Records for the exercise >>
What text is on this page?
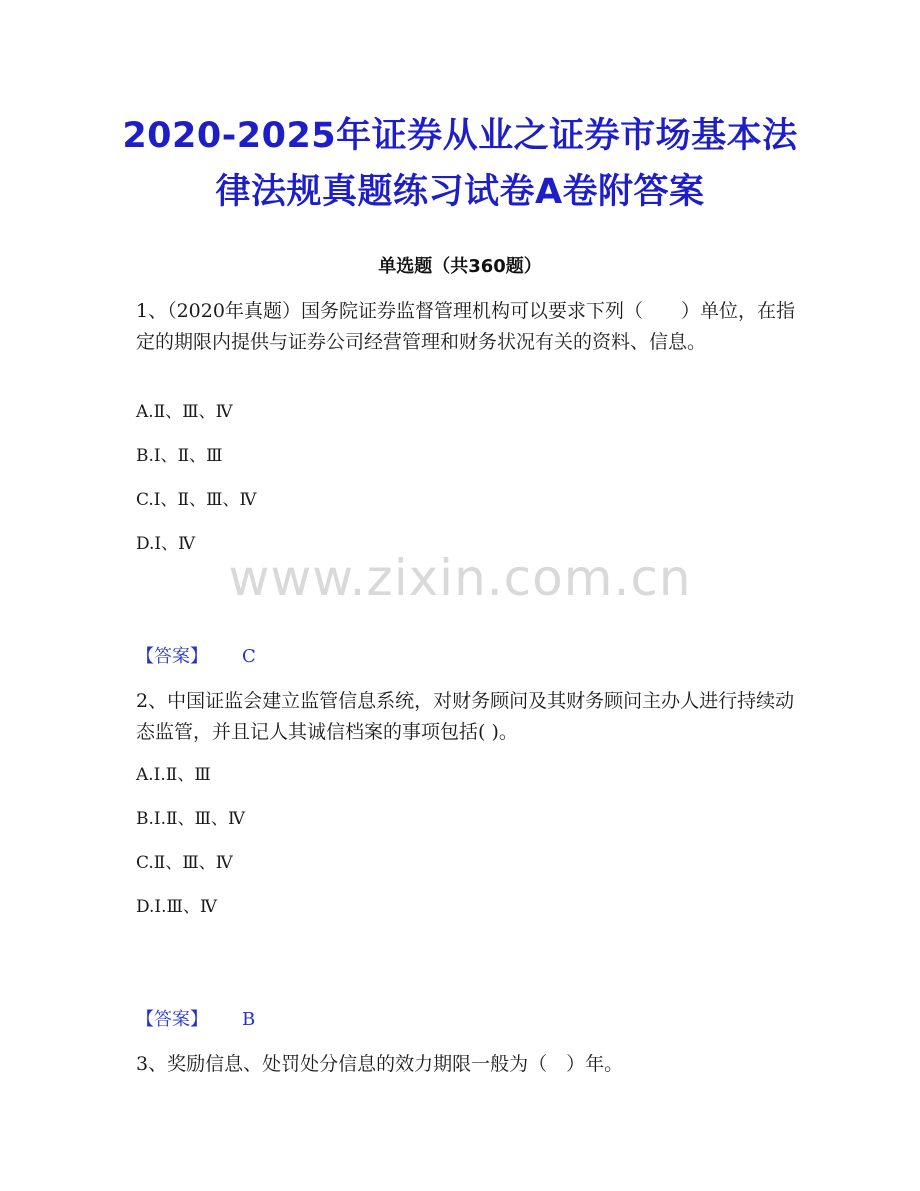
2020-2025年证券从业之证券市场基本法
律法规真题练习试卷A卷附答案
单选题（共360题）
1、（2020年真题）国务院证券监督管理机构可以要求下列（　　）单位，在指定的期限内提供与证券公司经营管理和财务状况有关的资料、信息。
A.Ⅱ、Ⅲ、Ⅳ
B.Ⅰ、Ⅱ、Ⅲ
C.Ⅰ、Ⅱ、Ⅲ、Ⅳ
D.Ⅰ、Ⅳ
www.zixin.com.cn
【答案】 C
2、中国证监会建立监管信息系统，对财务顾问及其财务顾问主办人进行持续动态监管，并且记人其诚信档案的事项包括( )。
A.Ⅰ.Ⅱ、Ⅲ
B.Ⅰ.Ⅱ、Ⅲ、Ⅳ
C.Ⅱ、Ⅲ、Ⅳ
D.Ⅰ.Ⅲ、Ⅳ
【答案】 B
3、奖励信息、处罚处分信息的效力期限一般为（　）年。
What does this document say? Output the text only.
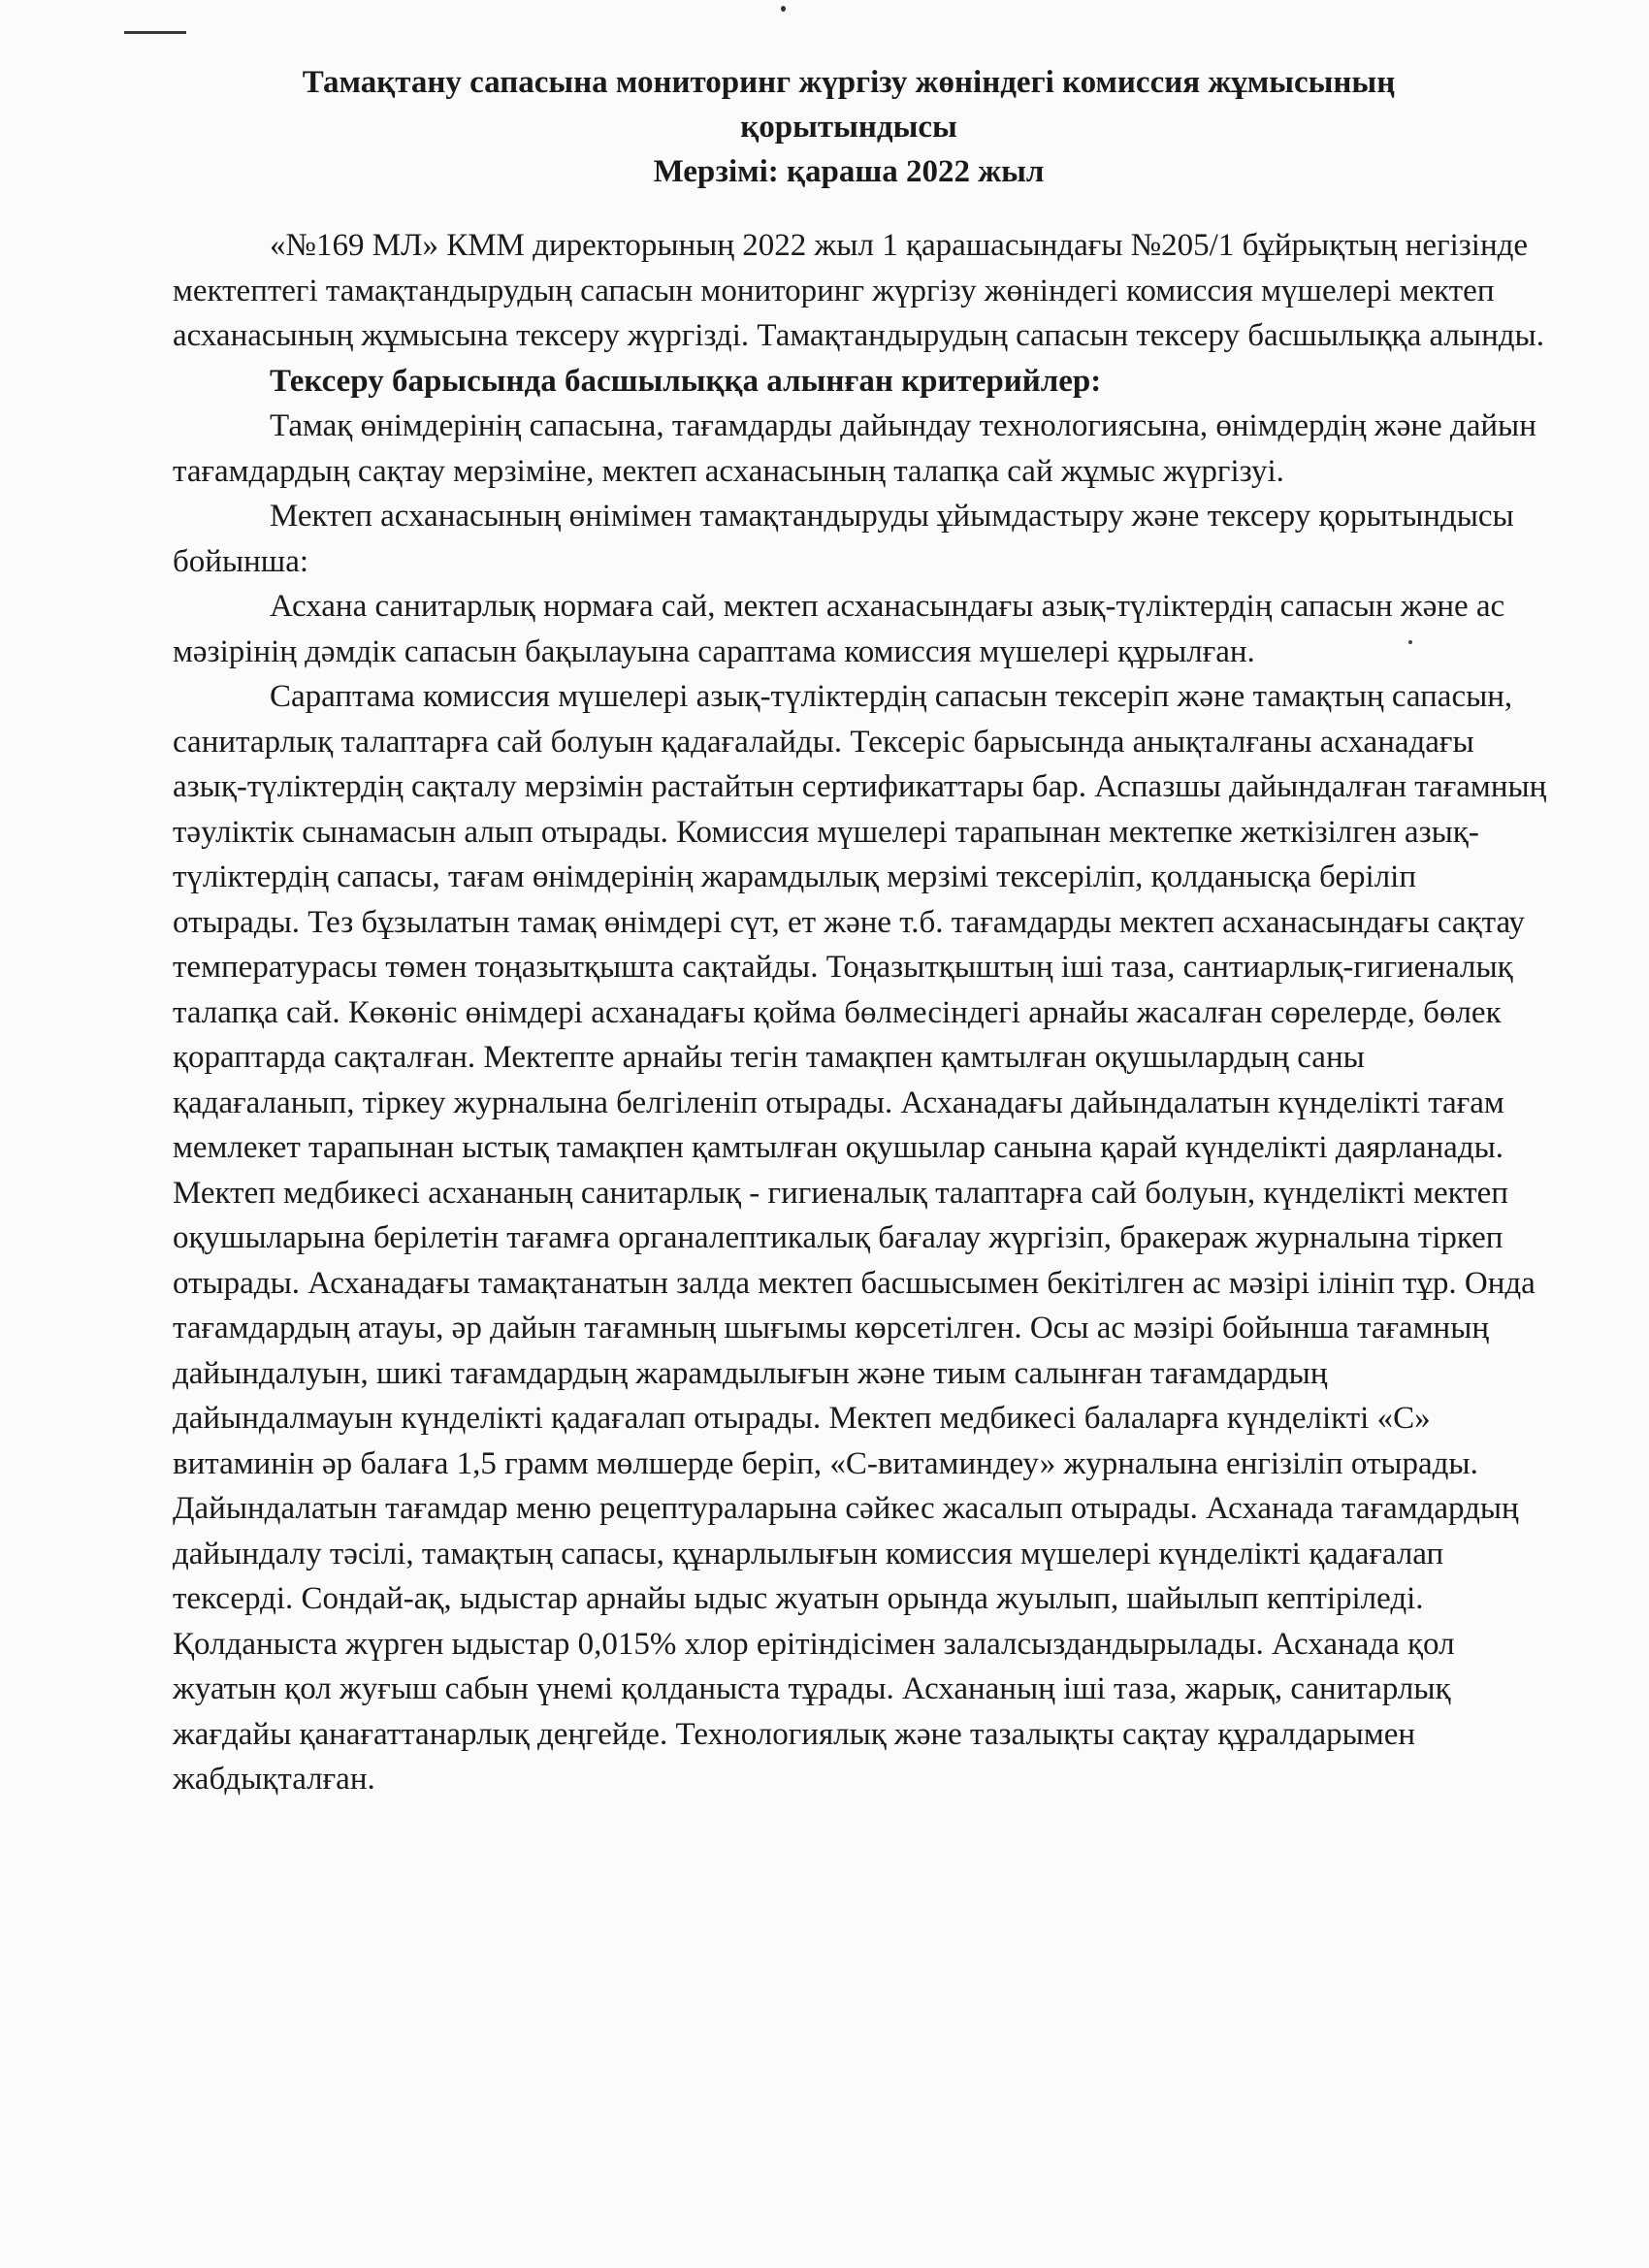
Тамақтану сапасына мониторинг жүргізу жөніндегі комиссия жұмысының
қорытындысы
Мерзімі: қараша 2022 жыл

«№169 МЛ» КММ директорының 2022 жыл 1 қарашасындағы №205/1 бұйрықтың негізінде мектептегі тамақтандырудың сапасын мониторинг жүргізу жөніндегі комиссия мүшелері мектеп асханасының жұмысына тексеру жүргізді. Тамақтандырудың сапасын тексеру басшылыққа алынды.

Тексеру барысында басшылыққа алынған критерийлер:

Тамақ өнімдерінің сапасына, тағамдарды дайындау технологиясына, өнімдердің және дайын тағамдардың сақтау мерзіміне, мектеп асханасының талапқа сай жұмыс жүргізуі.

Мектеп асханасының өнімімен тамақтандыруды ұйымдастыру және тексеру қорытындысы бойынша:

Асхана санитарлық нормаға сай, мектеп асханасындағы азық-түліктердің сапасын және ас мәзірінің дәмдік сапасын бақылауына сараптама комиссия мүшелері құрылған.

Сараптама комиссия мүшелері азық-түліктердің сапасын тексеріп және тамақтың сапасын, санитарлық талаптарға сай болуын қадағалайды. Тексеріс барысында анықталғаны асханадағы азық-түліктердің сақталу мерзімін растайтын сертификаттары бар. Аспазшы дайындалған тағамның тәуліктік сынамасын алып отырады. Комиссия мүшелері тарапынан мектепке жеткізілген азық-түліктердің сапасы, тағам өнімдерінің жарамдылық мерзімі тексеріліп, қолданысқа беріліп отырады. Тез бұзылатын тамақ өнімдері сүт, ет және т.б. тағамдарды мектеп асханасындағы сақтау температурасы төмен тоңазытқышта сақтайды. Тоңазытқыштың іші таза, сантиарлық-гигиеналық талапқа сай. Көкөніс өнімдері асханадағы қойма бөлмесіндегі арнайы жасалған сөрелерде, бөлек қораптарда сақталған. Мектепте арнайы тегін тамақпен қамтылған оқушылардың саны қадағаланып, тіркеу журналына белгіленіп отырады. Асханадағы дайындалатын күнделікті тағам мемлекет тарапынан ыстық тамақпен қамтылған оқушылар санына қарай күнделікті даярланады. Мектеп медбикесі асхананың санитарлық - гигиеналық талаптарға сай болуын, күнделікті мектеп оқушыларына берілетін тағамға органалептикалық бағалау жүргізіп, бракераж журналына тіркеп отырады. Асханадағы тамақтанатын залда мектеп басшысымен бекітілген ас мәзірі ілініп тұр. Онда тағамдардың атауы, әр дайын тағамның шығымы көрсетілген. Осы ас мәзірі бойынша тағамның дайындалуын, шикі тағамдардың жарамдылығын және тиым салынған тағамдардың дайындалмауын күнделікті қадағалап отырады. Мектеп медбикесі балаларға күнделікті «С» витаминін әр балаға 1,5 грамм мөлшерде беріп, «С-витаминдеу» журналына енгізіліп отырады. Дайындалатын тағамдар меню рецептураларына сәйкес жасалып отырады. Асханада тағамдардың дайындалу тәсілі, тамақтың сапасы, құнарлылығын комиссия мүшелері күнделікті қадағалап тексерді. Сондай-ақ, ыдыстар арнайы ыдыс жуатын орында жуылып, шайылып кептіріледі. Қолданыста жүрген ыдыстар 0,015% хлор ерітіндісімен залалсыздандырылады. Асханада қол жуатын қол жуғыш сабын үнемі қолданыста тұрады. Асхананың іші таза, жарық, санитарлық жағдайы қанағаттанарлық деңгейде. Технологиялық және тазалықты сақтау құралдарымен жабдықталған.
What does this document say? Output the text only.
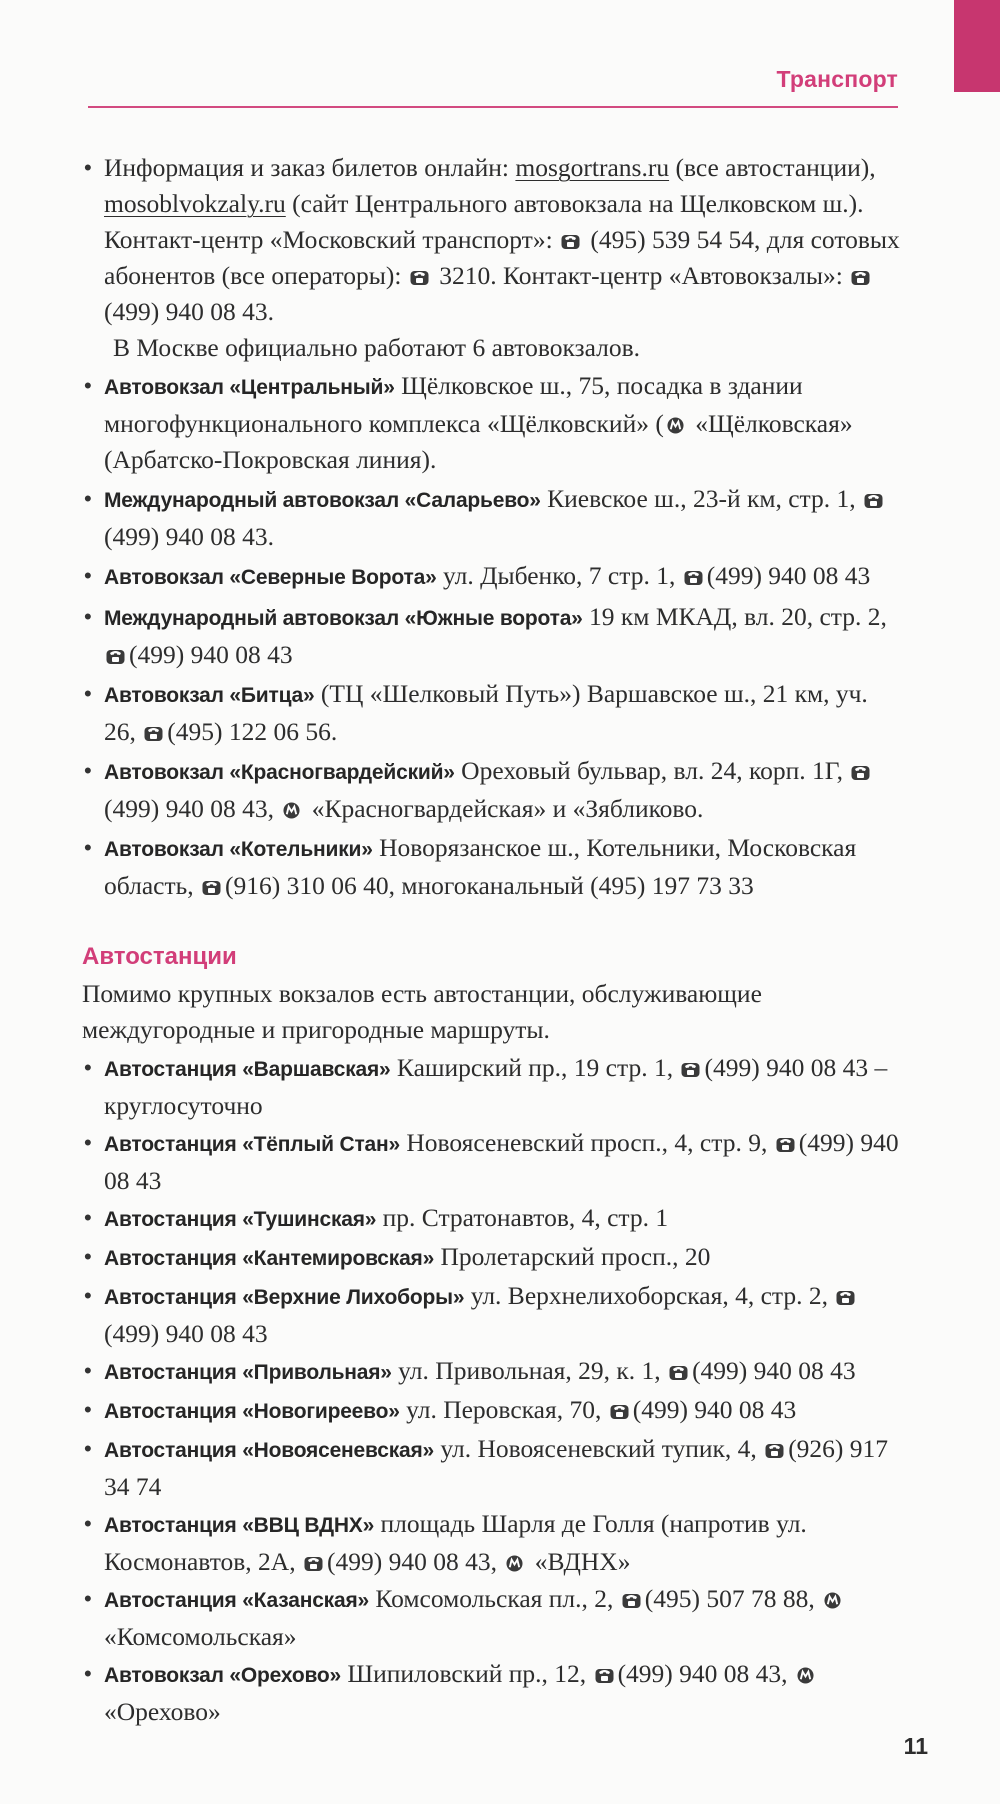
Транспорт
• Информация и заказ билетов онлайн: mosgortrans.ru (все автостанции), mosoblvokzaly.ru (сайт Центрального автовокзала на Щелковском ш.). Контакт-центр «Московский транспорт»:  (495) 539 54 54, для сотовых абонентов (все операторы):  3210. Контакт-центр «Автовокзалы»:  (499) 940 08 43.

В Москве официально работают 6 автовокзалов.

• Автовокзал «Центральный» Щёлковское ш., 75, посадка в здании многофункционального комплекса «Щёлковский» ( «Щёлковская» (Арбатско-Покровская линия).
• Международный автовокзал «Саларьево» Киевское ш., 23-й км, стр. 1, (499) 940 08 43.
• Автовокзал «Северные Ворота» ул. Дыбенко, 7 стр. 1, (499) 940 08 43
• Международный автовокзал «Южные ворота» 19 км МКАД, вл. 20, стр. 2, (499) 940 08 43
• Автовокзал «Битца» (ТЦ «Шелковый Путь») Варшавское ш., 21 км, уч. 26, (495) 122 06 56.
• Автовокзал «Красногвардейский» Ореховый бульвар, вл. 24, корп. 1Г, (499) 940 08 43,  «Красногвардейская» и «Зябликово.
• Автовокзал «Котельники» Новорязанское ш., Котельники, Московская область, (916) 310 06 40, многоканальный (495) 197 73 33
Автостанции

Помимо крупных вокзалов есть автостанции, обслуживающие междугородные и пригородные маршруты.

• Автостанция «Варшавская» Каширский пр., 19 стр. 1, (499) 940 08 43 – круглосуточно
• Автостанция «Тёплый Стан» Новоясеневский просп., 4, стр. 9, (499) 940 08 43
• Автостанция «Тушинская» пр. Стратонавтов, 4, стр. 1
• Автостанция «Кантемировская» Пролетарский просп., 20
• Автостанция «Верхние Лихоборы» ул. Верхнелихоборская, 4, стр. 2, (499) 940 08 43
• Автостанция «Привольная» ул. Привольная, 29, к. 1, (499) 940 08 43
• Автостанция «Новогиреево» ул. Перовская, 70, (499) 940 08 43
• Автостанция «Новоясеневская» ул. Новоясеневский тупик, 4, (926) 917 34 74
• Автостанция «ВВЦ ВДНХ» площадь Шарля де Голля (напротив ул. Космонавтов, 2А, (499) 940 08 43,  «ВДНХ»
• Автостанция «Казанская» Комсомольская пл., 2, (495) 507 78 88,  «Комсомольская»
• Автовокзал «Орехово» Шипиловский пр., 12, (499) 940 08 43,  «Орехово»
11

Work required >> Within the entries above, how many lines contain "мониторинг"? Respond with the number only.

Full output >> 2